Go through the listing below and gather every line with the word "Synchro".

(Saved entries)
▬▬▬

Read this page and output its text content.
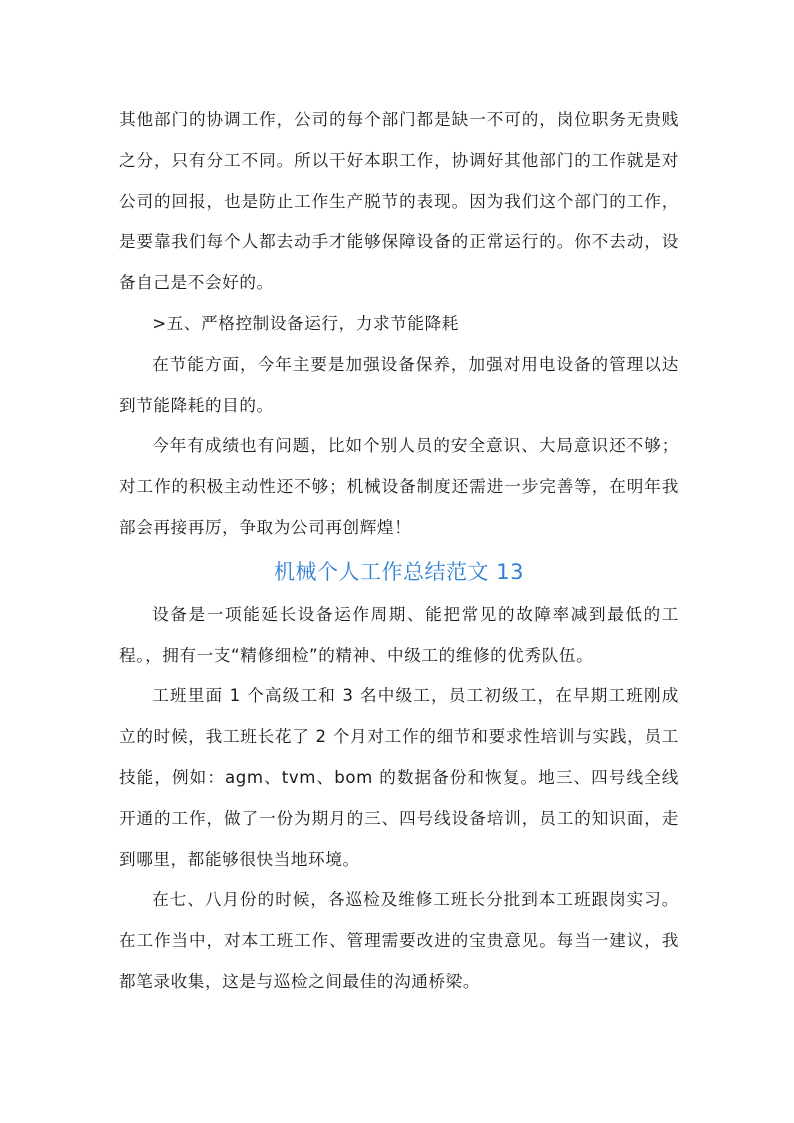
其他部门的协调工作，公司的每个部门都是缺一不可的，岗位职务无贵贱之分，只有分工不同。所以干好本职工作，协调好其他部门的工作就是对公司的回报，也是防止工作生产脱节的表现。因为我们这个部门的工作，是要靠我们每个人都去动手才能够保障设备的正常运行的。你不去动，设备自己是不会好的。

>五、严格控制设备运行，力求节能降耗

在节能方面，今年主要是加强设备保养，加强对用电设备的管理以达到节能降耗的目的。

今年有成绩也有问题，比如个别人员的安全意识、大局意识还不够；对工作的积极主动性还不够；机械设备制度还需进一步完善等，在明年我部会再接再厉，争取为公司再创辉煌！

机械个人工作总结范文 13

设备是一项能延长设备运作周期、能把常见的故障率减到最低的工程。，拥有一支“精修细检”的精神、中级工的维修的优秀队伍。

工班里面 1 个高级工和 3 名中级工，员工初级工，在早期工班刚成立的时候，我工班长花了 2 个月对工作的细节和要求性培训与实践，员工技能，例如：agm、tvm、bom 的数据备份和恢复。地三、四号线全线开通的工作，做了一份为期月的三、四号线设备培训，员工的知识面，走到哪里，都能够很快当地环境。

在七、八月份的时候，各巡检及维修工班长分批到本工班跟岗实习。在工作当中，对本工班工作、管理需要改进的宝贵意见。每当一建议，我都笔录收集，这是与巡检之间最佳的沟通桥梁。
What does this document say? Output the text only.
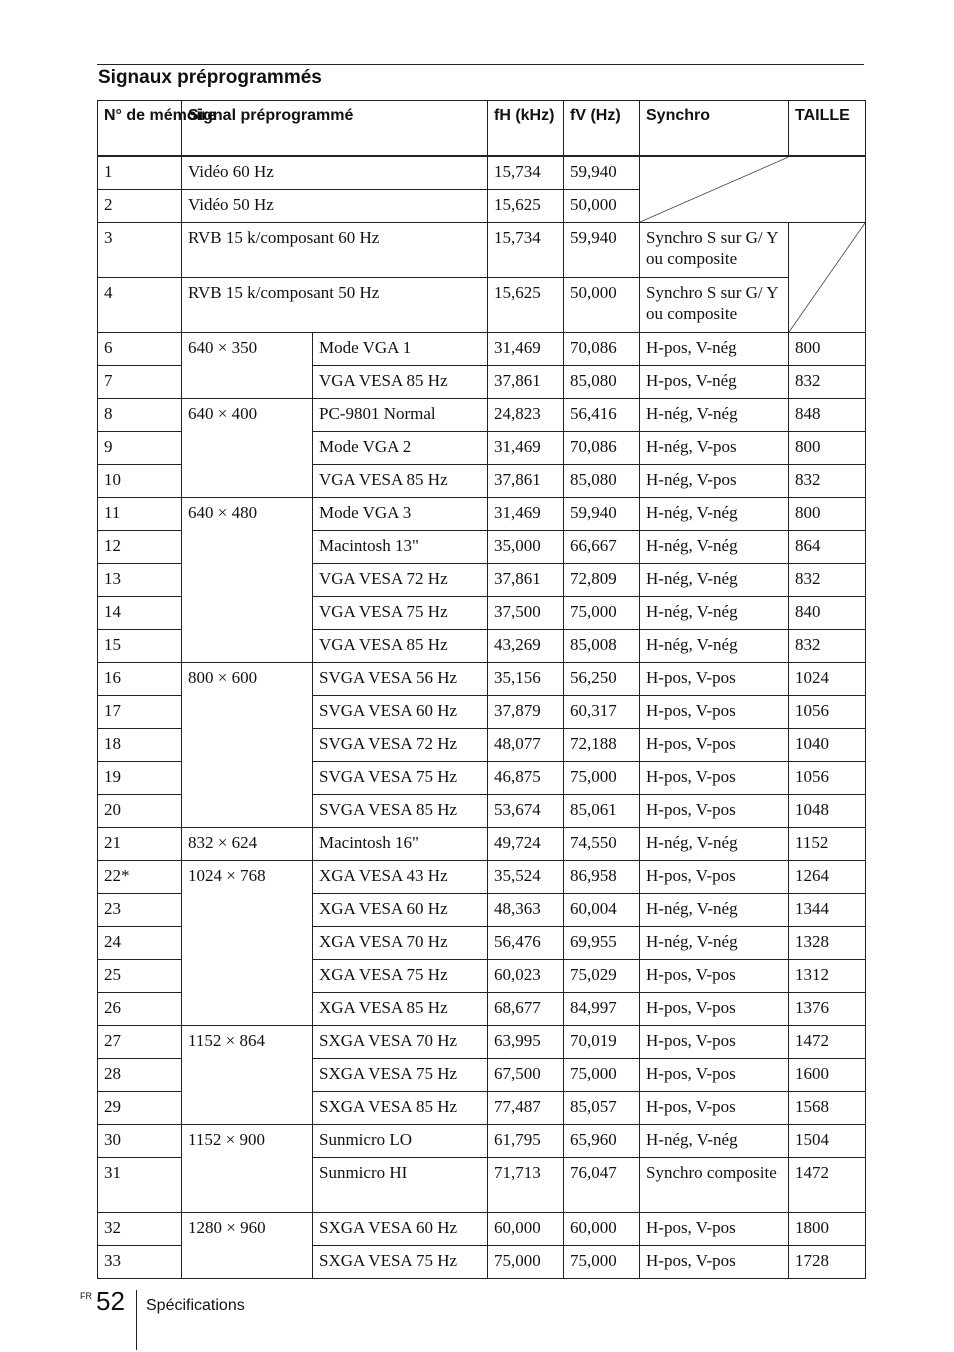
Signaux préprogrammés
N° de mémoire	Signal préprogrammé		fH (kHz)	fV (Hz)	Synchro	TAILLE
1	Vidéo 60 Hz		15,734	59,940	

2	Vidéo 50 Hz		15,625	50,000		
3	RVB 15 k/composant 60 Hz		15,734	59,940	Synchro S sur G/ Y ou composite	

4	RVB 15 k/composant 50 Hz		15,625	50,000	Synchro S sur G/ Y ou composite	
6	640 × 350	Mode VGA 1	31,469	70,086	H-pos, V-nég	800
7		VGA VESA 85 Hz	37,861	85,080	H-pos, V-nég	832
8	640 × 400	PC-9801 Normal	24,823	56,416	H-nég, V-nég	848
9		Mode VGA 2	31,469	70,086	H-nég, V-pos	800
10		VGA VESA 85 Hz	37,861	85,080	H-nég, V-pos	832
11	640 × 480	Mode VGA 3	31,469	59,940	H-nég, V-nég	800
12		Macintosh 13"	35,000	66,667	H-nég, V-nég	864
13		VGA VESA 72 Hz	37,861	72,809	H-nég, V-nég	832
14		VGA VESA 75 Hz	37,500	75,000	H-nég, V-nég	840
15		VGA VESA 85 Hz	43,269	85,008	H-nég, V-nég	832
16	800 × 600	SVGA VESA 56 Hz	35,156	56,250	H-pos, V-pos	1024
17		SVGA VESA 60 Hz	37,879	60,317	H-pos, V-pos	1056
18		SVGA VESA 72 Hz	48,077	72,188	H-pos, V-pos	1040
19		SVGA VESA 75 Hz	46,875	75,000	H-pos, V-pos	1056
20		SVGA VESA 85 Hz	53,674	85,061	H-pos, V-pos	1048
21	832 × 624	Macintosh 16"	49,724	74,550	H-nég, V-nég	1152
22*	1024 × 768	XGA VESA 43 Hz	35,524	86,958	H-pos, V-pos	1264
23		XGA VESA 60 Hz	48,363	60,004	H-nég, V-nég	1344
24		XGA VESA 70 Hz	56,476	69,955	H-nég, V-nég	1328
25		XGA VESA 75 Hz	60,023	75,029	H-pos, V-pos	1312
26		XGA VESA 85 Hz	68,677	84,997	H-pos, V-pos	1376
27	1152 × 864	SXGA VESA 70 Hz	63,995	70,019	H-pos, V-pos	1472
28		SXGA VESA 75 Hz	67,500	75,000	H-pos, V-pos	1600
29		SXGA VESA 85 Hz	77,487	85,057	H-pos, V-pos	1568
30	1152 × 900	Sunmicro LO	61,795	65,960	H-nég, V-nég	1504
31		Sunmicro HI	71,713	76,047	Synchro composite	1472
32	1280 × 960	SXGA VESA 60 Hz	60,000	60,000	H-pos, V-pos	1800
33		SXGA VESA 75 Hz	75,000	75,000	H-pos, V-pos	1728
FR 52 Spécifications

▬▬▬

▶ _WRITTEN SOLUTION_
N° de mémoire	Signal préprogrammé		fH (kHz)	fV (Hz)	Synchro	TAILLE
3	RVB 15 k/composant 60 Hz		15,734	59,940	Synchro S sur G/ Y ou composite	
4	RVB 15 k/composant 50 Hz		15,625	50,000	Synchro S sur G/ Y ou composite	
31		Sunmicro HI	71,713	76,047	Synchro composite	1472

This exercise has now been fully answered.